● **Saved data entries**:
================================
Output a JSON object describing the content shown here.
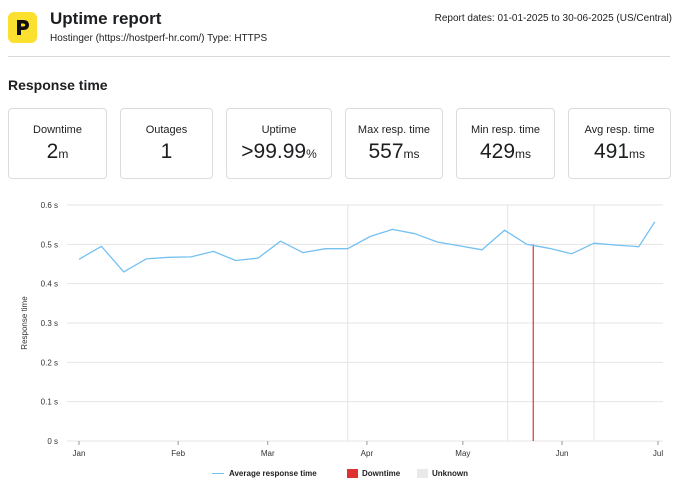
{
  "header": {
    "title": "Uptime report",
    "subtitle": "Hostinger (https://hostperf-hr.com/) Type: HTTPS",
    "report_dates": "Report dates: 01-01-2025 to 30-06-2025 (US/Central)",
    "logo_icon": "hostinger-logo-icon",
    "logo_color": "#fbe02f"
  },
  "section": {
    "title": "Response time"
  },
  "cards": [
    {
      "label": "Downtime",
      "value": "2",
      "unit": "m"
    },
    {
      "label": "Outages",
      "value": "1",
      "unit": ""
    },
    {
      "label": "Uptime",
      "value": ">99.99",
      "unit": "%"
    },
    {
      "label": "Max resp. time",
      "value": "557",
      "unit": "ms"
    },
    {
      "label": "Min resp. time",
      "value": "429",
      "unit": "ms"
    },
    {
      "label": "Avg resp. time",
      "value": "491",
      "unit": "ms"
    }
  ],
  "legend": {
    "avg": "Average response time",
    "downtime": "Downtime",
    "unknown": "Unknown"
  },
  "colors": {
    "line": "#74c1f1",
    "downtime": "#e03131",
    "unknown": "#e9e9ea",
    "grid": "#e4e4e6"
  },
  "chart_data": {
    "type": "line",
    "ylabel": "Response time",
    "ylim": [
      0,
      0.6
    ],
    "yticks": [
      0,
      0.1,
      0.2,
      0.3,
      0.4,
      0.5,
      0.6
    ],
    "ytick_labels": [
      "0 s",
      "0.1 s",
      "0.2 s",
      "0.3 s",
      "0.4 s",
      "0.5 s",
      "0.6 s"
    ],
    "x_start": "2025-01-01",
    "x_end": "2025-06-30",
    "xticks": [
      {
        "date": "2025-01-01",
        "label": "Jan"
      },
      {
        "date": "2025-02-01",
        "label": "Feb"
      },
      {
        "date": "2025-03-01",
        "label": "Mar"
      },
      {
        "date": "2025-04-01",
        "label": "Apr"
      },
      {
        "date": "2025-05-01",
        "label": "May"
      },
      {
        "date": "2025-06-01",
        "label": "Jun"
      },
      {
        "date": "2025-07-01",
        "label": "Jul"
      }
    ],
    "grid": true,
    "legend_position": "bottom",
    "series": [
      {
        "name": "Average response time",
        "x": [
          "2025-01-01",
          "2025-01-08",
          "2025-01-15",
          "2025-01-22",
          "2025-01-29",
          "2025-02-05",
          "2025-02-12",
          "2025-02-19",
          "2025-02-26",
          "2025-03-05",
          "2025-03-12",
          "2025-03-19",
          "2025-03-26",
          "2025-04-02",
          "2025-04-09",
          "2025-04-16",
          "2025-04-23",
          "2025-04-30",
          "2025-05-07",
          "2025-05-14",
          "2025-05-21",
          "2025-05-28",
          "2025-06-04",
          "2025-06-11",
          "2025-06-18",
          "2025-06-25",
          "2025-06-30"
        ],
        "y": [
          0.462,
          0.495,
          0.43,
          0.463,
          0.467,
          0.468,
          0.482,
          0.459,
          0.465,
          0.508,
          0.479,
          0.489,
          0.489,
          0.52,
          0.538,
          0.527,
          0.506,
          0.496,
          0.486,
          0.536,
          0.5,
          0.49,
          0.476,
          0.503,
          0.498,
          0.494,
          0.557
        ]
      }
    ],
    "downtime": [
      {
        "date": "2025-05-23"
      }
    ],
    "unknown": [
      {
        "date": "2025-03-26"
      },
      {
        "date": "2025-05-15"
      },
      {
        "date": "2025-06-11"
      }
    ]
  }
}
================================
● **Do this**:
Report how many lines hold the string "value", giving the number and nothing else.

● **Response to this exercise**:
6